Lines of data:
=-=-=-=-=

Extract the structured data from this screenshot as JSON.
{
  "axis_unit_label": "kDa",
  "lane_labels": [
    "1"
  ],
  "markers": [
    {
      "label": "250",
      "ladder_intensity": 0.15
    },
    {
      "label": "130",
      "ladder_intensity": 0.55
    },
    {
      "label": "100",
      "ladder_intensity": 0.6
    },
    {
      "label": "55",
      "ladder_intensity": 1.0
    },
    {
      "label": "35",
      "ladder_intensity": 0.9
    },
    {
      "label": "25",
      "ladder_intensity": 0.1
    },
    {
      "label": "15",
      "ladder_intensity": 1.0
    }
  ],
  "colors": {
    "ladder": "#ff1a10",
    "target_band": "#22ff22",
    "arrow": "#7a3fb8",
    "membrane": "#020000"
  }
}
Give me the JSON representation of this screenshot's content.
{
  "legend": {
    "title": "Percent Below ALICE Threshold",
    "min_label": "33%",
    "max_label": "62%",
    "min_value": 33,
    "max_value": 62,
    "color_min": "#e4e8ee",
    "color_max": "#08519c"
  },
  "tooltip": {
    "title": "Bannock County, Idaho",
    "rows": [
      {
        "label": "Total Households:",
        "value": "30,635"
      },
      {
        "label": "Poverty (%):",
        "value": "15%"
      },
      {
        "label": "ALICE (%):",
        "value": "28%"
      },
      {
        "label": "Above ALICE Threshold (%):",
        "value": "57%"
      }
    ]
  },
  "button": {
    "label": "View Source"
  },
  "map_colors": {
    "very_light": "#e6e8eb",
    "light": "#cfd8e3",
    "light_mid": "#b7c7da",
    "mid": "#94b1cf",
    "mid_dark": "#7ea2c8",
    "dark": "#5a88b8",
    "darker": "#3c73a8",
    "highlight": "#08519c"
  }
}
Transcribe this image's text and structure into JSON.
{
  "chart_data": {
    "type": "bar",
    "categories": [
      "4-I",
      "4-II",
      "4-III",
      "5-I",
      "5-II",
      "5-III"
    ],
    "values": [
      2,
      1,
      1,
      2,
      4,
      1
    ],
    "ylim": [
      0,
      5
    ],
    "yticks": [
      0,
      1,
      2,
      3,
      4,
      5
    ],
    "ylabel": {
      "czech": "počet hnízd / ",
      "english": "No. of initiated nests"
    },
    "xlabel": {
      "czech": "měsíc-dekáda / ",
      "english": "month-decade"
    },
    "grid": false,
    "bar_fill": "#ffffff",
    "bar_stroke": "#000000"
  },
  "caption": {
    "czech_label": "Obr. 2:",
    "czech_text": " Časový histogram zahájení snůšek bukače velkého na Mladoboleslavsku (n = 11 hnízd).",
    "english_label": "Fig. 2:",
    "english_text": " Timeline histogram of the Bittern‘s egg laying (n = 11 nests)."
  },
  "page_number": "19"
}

=-=-=-=-=

### JOB
Return every line exactly.

### RESULT OF THE EXERCISE
Extract the structured data from this screenshot as JSON.
{
  "axis_unit_label": "kDa",
  "lane_labels": [
    "1"
  ],
  "markers": [
    {
      "label": "250",
      "ladder_intensity": 0.15
    },
    {
      "label": "130",
      "ladder_intensity": 0.55
    },
    {
      "label": "100",
      "ladder_intensity": 0.6
    },
    {
      "label": "55",
      "ladder_intensity": 1.0
    },
    {
      "label": "35",
      "ladder_intensity": 0.9
    },
    {
      "label": "25",
      "ladder_intensity": 0.1
    },
    {
      "label": "15",
      "ladder_intensity": 1.0
    }
  ],
  "colors": {
    "ladder": "#ff1a10",
    "target_band": "#22ff22",
    "arrow": "#7a3fb8",
    "membrane": "#020000"
  }
}
Give me the JSON representation of this screenshot's content.
{
  "legend": {
    "title": "Percent Below ALICE Threshold",
    "min_label": "33%",
    "max_label": "62%",
    "min_value": 33,
    "max_value": 62,
    "color_min": "#e4e8ee",
    "color_max": "#08519c"
  },
  "tooltip": {
    "title": "Bannock County, Idaho",
    "rows": [
      {
        "label": "Total Households:",
        "value": "30,635"
      },
      {
        "label": "Poverty (%):",
        "value": "15%"
      },
      {
        "label": "ALICE (%):",
        "value": "28%"
      },
      {
        "label": "Above ALICE Threshold (%):",
        "value": "57%"
      }
    ]
  },
  "button": {
    "label": "View Source"
  },
  "map_colors": {
    "very_light": "#e6e8eb",
    "light": "#cfd8e3",
    "light_mid": "#b7c7da",
    "mid": "#94b1cf",
    "mid_dark": "#7ea2c8",
    "dark": "#5a88b8",
    "darker": "#3c73a8",
    "highlight": "#08519c"
  }
}
Transcribe this image's text and structure into JSON.
{
  "chart_data": {
    "type": "bar",
    "categories": [
      "4-I",
      "4-II",
      "4-III",
      "5-I",
      "5-II",
      "5-III"
    ],
    "values": [
      2,
      1,
      1,
      2,
      4,
      1
    ],
    "ylim": [
      0,
      5
    ],
    "yticks": [
      0,
      1,
      2,
      3,
      4,
      5
    ],
    "ylabel": {
      "czech": "počet hnízd / ",
      "english": "No. of initiated nests"
    },
    "xlabel": {
      "czech": "měsíc-dekáda / ",
      "english": "month-decade"
    },
    "grid": false,
    "bar_fill": "#ffffff",
    "bar_stroke": "#000000"
  },
  "caption": {
    "czech_label": "Obr. 2:",
    "czech_text": " Časový histogram zahájení snůšek bukače velkého na Mladoboleslavsku (n = 11 hnízd).",
    "english_label": "Fig. 2:",
    "english_text": " Timeline histogram of the Bittern‘s egg laying (n = 11 nests)."
  },
  "page_number": "19"
}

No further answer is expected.